**Exercise description**. Collect each line of the entries that holds the string "ylabel".

**Available data**.
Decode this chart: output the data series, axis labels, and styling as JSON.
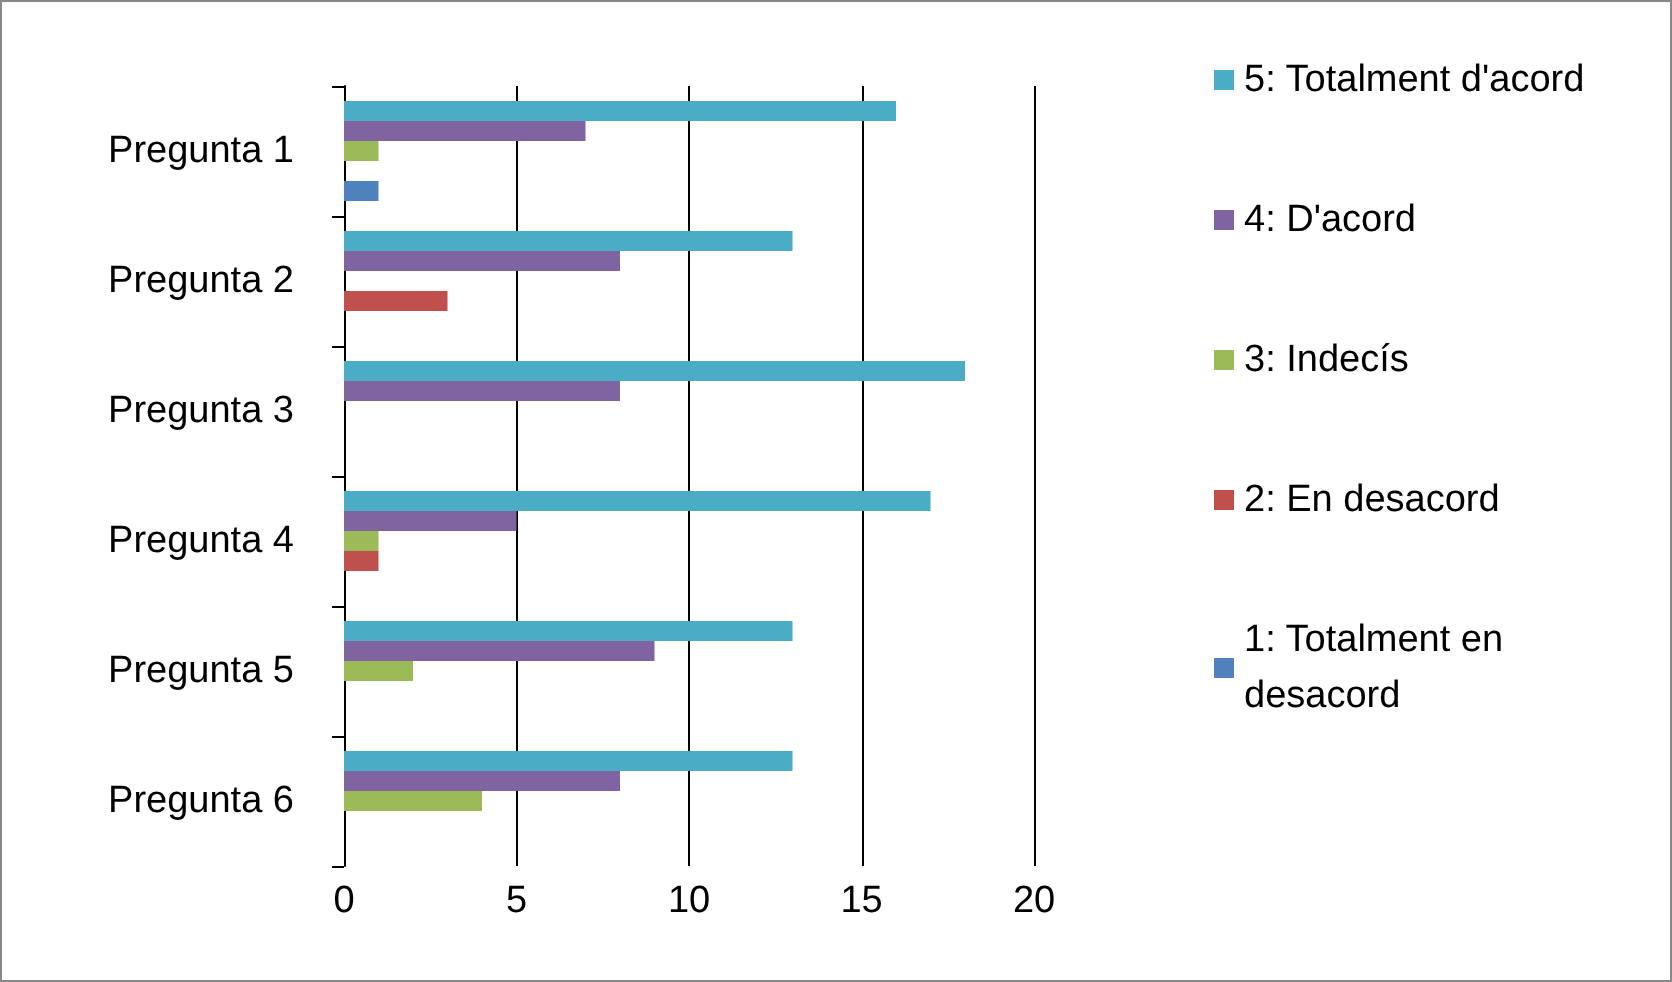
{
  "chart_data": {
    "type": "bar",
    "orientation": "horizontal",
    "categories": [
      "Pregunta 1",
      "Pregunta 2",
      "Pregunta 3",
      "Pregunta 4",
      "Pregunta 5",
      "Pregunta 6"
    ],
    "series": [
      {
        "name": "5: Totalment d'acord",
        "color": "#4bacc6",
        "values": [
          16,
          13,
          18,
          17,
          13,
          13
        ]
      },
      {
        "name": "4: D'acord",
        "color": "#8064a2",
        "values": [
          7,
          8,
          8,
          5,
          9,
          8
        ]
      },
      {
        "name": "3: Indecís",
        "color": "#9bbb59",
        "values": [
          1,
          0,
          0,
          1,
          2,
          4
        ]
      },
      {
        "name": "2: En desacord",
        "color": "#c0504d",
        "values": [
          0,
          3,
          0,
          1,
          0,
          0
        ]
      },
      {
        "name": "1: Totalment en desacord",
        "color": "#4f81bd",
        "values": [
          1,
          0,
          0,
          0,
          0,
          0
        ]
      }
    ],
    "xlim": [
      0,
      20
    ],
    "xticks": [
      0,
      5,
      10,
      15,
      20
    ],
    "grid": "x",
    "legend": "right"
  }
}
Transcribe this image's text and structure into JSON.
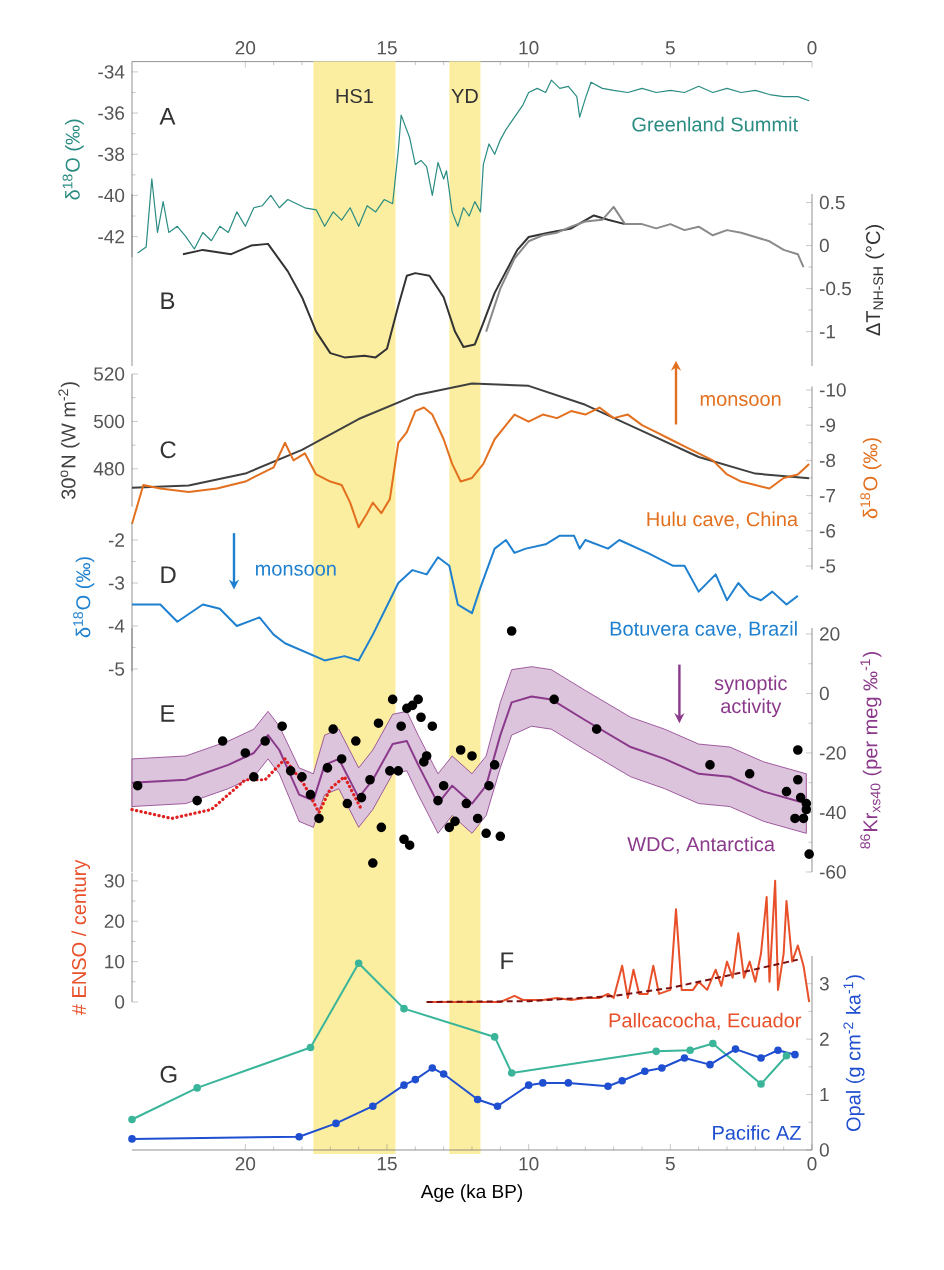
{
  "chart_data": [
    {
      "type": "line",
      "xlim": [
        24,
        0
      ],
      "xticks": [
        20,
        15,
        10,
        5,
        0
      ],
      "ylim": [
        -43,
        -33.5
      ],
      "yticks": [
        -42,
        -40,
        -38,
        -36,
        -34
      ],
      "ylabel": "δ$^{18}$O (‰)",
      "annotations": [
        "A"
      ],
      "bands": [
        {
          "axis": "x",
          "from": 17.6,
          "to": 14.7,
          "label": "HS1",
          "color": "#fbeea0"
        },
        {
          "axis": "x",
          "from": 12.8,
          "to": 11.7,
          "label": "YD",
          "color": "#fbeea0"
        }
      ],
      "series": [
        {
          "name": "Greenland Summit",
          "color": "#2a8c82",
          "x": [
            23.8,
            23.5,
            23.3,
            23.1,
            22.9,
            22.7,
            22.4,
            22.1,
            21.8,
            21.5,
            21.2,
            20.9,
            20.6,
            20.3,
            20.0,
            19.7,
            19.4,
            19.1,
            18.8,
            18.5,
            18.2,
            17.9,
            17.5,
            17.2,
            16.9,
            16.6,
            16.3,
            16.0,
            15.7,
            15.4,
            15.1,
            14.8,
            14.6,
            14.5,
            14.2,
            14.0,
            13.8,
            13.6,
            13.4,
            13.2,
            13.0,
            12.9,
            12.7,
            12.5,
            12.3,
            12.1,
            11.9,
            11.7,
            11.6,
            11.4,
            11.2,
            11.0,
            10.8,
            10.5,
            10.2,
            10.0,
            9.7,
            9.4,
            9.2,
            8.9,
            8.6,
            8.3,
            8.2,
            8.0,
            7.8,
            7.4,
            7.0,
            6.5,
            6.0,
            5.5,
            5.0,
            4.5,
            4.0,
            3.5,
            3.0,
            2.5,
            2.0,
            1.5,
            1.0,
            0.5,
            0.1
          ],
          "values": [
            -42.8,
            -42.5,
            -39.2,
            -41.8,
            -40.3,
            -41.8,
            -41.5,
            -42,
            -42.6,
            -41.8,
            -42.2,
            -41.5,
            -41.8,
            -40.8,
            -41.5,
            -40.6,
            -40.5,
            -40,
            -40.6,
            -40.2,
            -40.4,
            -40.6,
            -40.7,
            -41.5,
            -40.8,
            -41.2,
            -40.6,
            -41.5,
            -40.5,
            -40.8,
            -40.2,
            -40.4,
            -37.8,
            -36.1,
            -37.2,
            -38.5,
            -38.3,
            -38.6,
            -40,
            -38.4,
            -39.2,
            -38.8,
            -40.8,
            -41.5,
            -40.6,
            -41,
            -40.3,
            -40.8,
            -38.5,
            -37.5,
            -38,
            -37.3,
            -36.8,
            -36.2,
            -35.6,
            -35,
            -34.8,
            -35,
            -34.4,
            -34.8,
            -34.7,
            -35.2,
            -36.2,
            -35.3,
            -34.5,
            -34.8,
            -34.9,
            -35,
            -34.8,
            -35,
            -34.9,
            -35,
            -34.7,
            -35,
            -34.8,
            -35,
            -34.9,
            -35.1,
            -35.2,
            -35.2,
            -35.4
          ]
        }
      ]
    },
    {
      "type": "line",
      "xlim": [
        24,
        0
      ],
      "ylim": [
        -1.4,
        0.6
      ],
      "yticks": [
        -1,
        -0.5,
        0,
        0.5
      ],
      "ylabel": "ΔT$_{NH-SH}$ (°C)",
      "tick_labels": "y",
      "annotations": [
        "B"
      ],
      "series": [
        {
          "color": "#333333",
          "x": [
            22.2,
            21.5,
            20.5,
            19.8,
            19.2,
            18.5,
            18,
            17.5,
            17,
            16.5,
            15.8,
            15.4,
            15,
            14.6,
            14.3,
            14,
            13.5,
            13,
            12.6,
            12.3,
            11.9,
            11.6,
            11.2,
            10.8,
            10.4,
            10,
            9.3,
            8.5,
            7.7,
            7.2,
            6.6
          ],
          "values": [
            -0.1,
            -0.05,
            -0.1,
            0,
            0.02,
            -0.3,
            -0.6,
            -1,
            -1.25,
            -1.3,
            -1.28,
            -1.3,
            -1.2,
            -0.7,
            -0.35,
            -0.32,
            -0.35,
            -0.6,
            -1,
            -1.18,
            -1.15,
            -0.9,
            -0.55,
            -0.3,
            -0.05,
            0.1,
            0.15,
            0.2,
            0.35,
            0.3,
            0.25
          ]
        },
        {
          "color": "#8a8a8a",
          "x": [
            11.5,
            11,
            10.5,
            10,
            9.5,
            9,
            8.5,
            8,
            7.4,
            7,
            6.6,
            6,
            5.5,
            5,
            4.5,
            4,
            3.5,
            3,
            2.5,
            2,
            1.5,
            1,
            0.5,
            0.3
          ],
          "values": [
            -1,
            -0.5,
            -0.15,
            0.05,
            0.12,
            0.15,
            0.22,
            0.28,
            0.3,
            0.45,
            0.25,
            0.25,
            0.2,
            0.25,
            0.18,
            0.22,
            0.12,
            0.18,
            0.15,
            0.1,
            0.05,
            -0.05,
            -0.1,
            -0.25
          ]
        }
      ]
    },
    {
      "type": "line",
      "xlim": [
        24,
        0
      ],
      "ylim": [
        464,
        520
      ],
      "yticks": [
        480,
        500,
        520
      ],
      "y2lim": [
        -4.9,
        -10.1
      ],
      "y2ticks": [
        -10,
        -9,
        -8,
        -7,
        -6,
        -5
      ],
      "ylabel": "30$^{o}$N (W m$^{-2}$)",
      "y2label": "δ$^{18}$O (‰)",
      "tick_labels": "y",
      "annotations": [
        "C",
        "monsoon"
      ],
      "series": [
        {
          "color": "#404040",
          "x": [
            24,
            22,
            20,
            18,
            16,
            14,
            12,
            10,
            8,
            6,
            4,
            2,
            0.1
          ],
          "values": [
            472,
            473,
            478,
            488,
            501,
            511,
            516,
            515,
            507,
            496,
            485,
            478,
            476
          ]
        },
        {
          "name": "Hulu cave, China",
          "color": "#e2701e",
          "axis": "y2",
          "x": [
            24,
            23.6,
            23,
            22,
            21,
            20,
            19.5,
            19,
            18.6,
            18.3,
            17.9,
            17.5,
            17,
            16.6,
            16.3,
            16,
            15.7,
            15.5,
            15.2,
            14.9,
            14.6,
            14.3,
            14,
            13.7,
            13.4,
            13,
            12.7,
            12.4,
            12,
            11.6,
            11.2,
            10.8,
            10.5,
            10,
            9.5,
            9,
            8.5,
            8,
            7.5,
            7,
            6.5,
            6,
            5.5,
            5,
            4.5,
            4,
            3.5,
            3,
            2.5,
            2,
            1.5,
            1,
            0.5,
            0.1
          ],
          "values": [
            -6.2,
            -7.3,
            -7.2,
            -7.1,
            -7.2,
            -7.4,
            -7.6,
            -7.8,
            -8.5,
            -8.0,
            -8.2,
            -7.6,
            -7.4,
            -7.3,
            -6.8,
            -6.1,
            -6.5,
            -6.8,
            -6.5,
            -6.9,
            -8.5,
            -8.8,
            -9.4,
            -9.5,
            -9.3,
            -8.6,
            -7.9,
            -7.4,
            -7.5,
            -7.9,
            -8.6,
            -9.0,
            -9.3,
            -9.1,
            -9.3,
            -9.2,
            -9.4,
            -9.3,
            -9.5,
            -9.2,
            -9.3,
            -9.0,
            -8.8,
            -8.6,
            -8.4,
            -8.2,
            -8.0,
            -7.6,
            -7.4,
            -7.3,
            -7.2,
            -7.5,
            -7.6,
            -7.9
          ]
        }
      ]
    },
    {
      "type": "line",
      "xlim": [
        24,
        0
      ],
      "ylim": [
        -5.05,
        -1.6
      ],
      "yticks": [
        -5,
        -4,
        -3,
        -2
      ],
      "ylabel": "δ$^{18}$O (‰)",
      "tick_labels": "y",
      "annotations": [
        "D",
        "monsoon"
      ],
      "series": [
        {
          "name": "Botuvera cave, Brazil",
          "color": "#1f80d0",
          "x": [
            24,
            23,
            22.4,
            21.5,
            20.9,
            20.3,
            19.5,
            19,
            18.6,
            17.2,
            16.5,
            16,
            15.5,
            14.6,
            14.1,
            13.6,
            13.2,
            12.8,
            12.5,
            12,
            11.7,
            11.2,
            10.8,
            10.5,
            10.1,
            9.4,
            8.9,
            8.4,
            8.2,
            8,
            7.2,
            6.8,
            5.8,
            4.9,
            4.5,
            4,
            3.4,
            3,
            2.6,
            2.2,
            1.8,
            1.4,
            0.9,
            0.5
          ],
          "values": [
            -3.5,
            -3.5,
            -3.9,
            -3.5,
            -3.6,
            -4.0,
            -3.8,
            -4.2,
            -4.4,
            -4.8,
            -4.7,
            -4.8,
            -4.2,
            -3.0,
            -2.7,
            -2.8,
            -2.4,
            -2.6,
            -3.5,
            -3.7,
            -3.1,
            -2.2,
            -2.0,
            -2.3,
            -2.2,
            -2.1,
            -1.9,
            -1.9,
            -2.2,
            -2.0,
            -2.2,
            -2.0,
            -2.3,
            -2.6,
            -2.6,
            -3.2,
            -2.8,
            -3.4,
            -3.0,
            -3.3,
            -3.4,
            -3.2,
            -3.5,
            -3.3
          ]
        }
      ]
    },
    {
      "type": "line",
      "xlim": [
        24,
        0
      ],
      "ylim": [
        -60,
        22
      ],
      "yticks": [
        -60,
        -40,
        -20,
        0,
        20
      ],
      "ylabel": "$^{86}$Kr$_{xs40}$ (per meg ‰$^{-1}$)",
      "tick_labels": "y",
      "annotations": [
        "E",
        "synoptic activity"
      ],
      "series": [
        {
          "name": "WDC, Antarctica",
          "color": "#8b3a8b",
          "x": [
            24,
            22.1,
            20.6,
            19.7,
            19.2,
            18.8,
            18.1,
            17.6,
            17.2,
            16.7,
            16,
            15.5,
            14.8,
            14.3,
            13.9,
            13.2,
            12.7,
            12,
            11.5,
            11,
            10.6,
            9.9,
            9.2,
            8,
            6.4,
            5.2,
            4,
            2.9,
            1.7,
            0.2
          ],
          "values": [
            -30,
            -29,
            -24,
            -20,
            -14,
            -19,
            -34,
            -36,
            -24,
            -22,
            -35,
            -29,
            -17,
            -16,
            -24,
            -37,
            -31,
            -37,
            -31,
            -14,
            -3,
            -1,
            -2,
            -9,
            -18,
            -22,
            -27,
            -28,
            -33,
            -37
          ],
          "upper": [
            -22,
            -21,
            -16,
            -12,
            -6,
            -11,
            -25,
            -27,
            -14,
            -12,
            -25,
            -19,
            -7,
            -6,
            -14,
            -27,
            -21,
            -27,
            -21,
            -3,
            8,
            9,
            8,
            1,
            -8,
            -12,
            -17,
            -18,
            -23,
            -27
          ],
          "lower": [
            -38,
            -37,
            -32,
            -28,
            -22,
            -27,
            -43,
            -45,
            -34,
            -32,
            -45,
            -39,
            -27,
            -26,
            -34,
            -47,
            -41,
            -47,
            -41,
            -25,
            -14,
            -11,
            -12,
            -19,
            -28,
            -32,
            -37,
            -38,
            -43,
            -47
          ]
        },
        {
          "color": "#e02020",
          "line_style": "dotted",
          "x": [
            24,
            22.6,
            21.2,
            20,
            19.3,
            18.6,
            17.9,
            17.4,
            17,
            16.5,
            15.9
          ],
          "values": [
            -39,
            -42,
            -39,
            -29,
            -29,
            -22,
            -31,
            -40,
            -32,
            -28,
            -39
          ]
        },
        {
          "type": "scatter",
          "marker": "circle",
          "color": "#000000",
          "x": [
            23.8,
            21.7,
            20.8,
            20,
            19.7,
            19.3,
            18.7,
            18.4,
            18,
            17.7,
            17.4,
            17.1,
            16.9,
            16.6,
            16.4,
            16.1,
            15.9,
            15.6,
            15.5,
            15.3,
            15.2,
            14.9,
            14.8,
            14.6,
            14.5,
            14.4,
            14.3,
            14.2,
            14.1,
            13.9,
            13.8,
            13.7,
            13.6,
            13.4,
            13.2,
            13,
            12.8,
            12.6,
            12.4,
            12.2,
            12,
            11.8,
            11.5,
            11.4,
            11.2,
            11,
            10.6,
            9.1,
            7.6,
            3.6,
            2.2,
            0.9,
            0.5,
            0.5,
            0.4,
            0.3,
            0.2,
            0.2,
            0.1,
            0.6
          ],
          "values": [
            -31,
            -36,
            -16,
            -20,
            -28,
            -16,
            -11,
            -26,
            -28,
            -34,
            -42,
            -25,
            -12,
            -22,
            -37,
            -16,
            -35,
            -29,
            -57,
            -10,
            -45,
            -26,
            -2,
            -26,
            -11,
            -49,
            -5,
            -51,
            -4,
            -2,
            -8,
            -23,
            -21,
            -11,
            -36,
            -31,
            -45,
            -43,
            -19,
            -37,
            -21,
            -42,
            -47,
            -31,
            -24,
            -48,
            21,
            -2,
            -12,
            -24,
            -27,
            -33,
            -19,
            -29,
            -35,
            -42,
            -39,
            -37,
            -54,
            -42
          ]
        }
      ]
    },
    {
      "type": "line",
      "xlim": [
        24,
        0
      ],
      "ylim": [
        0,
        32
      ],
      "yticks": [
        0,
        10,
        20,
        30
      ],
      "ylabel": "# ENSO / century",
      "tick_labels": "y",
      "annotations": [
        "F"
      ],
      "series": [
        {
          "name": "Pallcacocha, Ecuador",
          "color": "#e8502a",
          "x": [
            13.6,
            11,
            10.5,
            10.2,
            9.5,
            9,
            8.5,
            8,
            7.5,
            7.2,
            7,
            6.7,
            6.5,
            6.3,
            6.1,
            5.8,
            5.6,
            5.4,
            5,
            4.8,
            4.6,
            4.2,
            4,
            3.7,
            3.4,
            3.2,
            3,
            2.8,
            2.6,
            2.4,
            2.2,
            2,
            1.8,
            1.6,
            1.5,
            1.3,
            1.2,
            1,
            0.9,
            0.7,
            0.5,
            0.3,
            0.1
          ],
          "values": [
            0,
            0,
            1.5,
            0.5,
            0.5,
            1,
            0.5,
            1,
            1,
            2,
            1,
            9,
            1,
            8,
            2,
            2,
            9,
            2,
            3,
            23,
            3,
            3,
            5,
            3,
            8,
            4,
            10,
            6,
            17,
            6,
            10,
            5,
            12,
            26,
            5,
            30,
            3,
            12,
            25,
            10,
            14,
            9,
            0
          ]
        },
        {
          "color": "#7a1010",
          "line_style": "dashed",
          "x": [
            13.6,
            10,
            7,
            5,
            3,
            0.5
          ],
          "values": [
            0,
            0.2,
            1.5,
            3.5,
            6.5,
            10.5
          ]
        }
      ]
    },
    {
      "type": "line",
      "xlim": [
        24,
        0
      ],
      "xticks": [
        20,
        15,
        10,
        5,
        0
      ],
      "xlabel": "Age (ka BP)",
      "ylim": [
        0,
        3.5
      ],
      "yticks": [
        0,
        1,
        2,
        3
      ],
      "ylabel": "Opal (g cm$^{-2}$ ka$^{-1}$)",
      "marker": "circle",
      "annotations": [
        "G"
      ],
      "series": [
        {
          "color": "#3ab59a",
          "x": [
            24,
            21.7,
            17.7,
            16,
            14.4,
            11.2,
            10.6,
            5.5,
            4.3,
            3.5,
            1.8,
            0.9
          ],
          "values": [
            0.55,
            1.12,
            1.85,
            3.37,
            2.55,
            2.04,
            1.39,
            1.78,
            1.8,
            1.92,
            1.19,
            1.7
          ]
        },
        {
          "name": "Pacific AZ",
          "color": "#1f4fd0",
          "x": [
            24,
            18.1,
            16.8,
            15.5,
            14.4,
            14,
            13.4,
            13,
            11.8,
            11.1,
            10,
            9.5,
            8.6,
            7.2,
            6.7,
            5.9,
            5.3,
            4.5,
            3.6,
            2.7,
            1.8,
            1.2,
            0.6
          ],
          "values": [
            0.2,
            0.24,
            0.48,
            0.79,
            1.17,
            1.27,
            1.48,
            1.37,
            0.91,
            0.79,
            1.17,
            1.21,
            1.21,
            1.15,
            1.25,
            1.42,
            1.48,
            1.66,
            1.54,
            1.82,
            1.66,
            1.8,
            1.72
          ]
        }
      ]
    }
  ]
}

**Exercise response**.
      "ylabel": "δ$^{18}$O (‰)",
      "ylabel": "ΔT$_{NH-SH}$ (°C)",
      "ylabel": "30$^{o}$N (W m$^{-2}$)",
      "ylabel": "δ$^{18}$O (‰)",
      "ylabel": "$^{86}$Kr$_{xs40}$ (per meg ‰$^{-1}$)",
      "ylabel": "# ENSO / century",
      "ylabel": "Opal (g cm$^{-2}$ ka$^{-1}$)",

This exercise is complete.